→ Exercise brief: Your answer is a number only: how many lines in the data below contain "세종대학교"?

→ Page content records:
:::
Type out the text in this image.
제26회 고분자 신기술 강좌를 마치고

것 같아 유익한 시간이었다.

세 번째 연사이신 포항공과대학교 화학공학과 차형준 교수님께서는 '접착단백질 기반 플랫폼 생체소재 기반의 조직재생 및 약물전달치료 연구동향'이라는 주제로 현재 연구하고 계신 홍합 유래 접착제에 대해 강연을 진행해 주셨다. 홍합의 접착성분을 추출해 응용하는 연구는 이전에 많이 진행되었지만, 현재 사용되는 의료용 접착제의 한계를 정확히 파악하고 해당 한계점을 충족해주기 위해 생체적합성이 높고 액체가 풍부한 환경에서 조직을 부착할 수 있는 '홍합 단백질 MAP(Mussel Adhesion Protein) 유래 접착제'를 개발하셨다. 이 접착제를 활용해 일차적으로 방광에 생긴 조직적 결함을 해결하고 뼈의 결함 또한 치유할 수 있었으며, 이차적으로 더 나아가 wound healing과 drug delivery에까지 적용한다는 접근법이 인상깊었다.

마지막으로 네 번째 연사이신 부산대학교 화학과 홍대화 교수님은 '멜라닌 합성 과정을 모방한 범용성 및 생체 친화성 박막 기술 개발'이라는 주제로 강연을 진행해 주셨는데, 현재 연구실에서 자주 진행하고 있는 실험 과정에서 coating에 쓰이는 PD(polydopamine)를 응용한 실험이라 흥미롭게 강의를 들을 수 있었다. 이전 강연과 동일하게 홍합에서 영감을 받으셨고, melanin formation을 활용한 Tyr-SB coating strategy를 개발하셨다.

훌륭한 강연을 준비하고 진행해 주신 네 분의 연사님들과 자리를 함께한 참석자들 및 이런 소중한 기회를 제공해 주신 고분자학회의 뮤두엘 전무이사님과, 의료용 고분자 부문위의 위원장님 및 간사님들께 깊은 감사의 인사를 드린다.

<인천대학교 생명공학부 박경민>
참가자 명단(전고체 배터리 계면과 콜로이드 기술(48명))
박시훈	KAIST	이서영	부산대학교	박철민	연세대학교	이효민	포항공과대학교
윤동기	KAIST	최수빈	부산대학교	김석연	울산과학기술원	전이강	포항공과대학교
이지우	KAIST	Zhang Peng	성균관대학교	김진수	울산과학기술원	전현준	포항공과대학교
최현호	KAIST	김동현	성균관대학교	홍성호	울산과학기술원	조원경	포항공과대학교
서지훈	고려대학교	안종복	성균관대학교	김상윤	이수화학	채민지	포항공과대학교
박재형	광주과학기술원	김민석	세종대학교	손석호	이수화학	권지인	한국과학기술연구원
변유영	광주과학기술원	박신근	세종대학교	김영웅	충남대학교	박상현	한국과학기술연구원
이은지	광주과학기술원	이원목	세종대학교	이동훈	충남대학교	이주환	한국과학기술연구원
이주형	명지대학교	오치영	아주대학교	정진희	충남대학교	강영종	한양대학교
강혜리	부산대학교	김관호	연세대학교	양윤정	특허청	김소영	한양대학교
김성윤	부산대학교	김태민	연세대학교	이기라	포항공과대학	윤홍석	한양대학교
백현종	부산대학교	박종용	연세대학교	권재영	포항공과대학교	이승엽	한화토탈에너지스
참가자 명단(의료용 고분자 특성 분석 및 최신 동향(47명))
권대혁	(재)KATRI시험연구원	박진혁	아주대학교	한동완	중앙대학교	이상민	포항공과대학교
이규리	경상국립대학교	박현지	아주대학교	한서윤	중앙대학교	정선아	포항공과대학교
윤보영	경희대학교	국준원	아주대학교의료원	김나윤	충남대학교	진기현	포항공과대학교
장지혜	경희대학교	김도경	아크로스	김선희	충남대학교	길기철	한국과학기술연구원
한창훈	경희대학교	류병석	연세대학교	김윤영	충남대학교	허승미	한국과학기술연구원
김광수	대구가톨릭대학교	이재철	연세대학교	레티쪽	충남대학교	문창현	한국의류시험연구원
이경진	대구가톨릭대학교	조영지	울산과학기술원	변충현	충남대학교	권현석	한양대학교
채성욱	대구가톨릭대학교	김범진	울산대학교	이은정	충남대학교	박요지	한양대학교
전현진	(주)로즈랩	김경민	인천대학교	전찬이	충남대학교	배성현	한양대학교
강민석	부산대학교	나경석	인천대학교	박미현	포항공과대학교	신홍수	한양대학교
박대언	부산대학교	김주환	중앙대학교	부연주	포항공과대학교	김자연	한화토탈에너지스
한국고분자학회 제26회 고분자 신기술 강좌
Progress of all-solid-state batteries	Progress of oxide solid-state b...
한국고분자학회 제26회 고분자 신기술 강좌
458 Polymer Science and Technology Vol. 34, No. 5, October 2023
:::
→ Solution to this problem: 3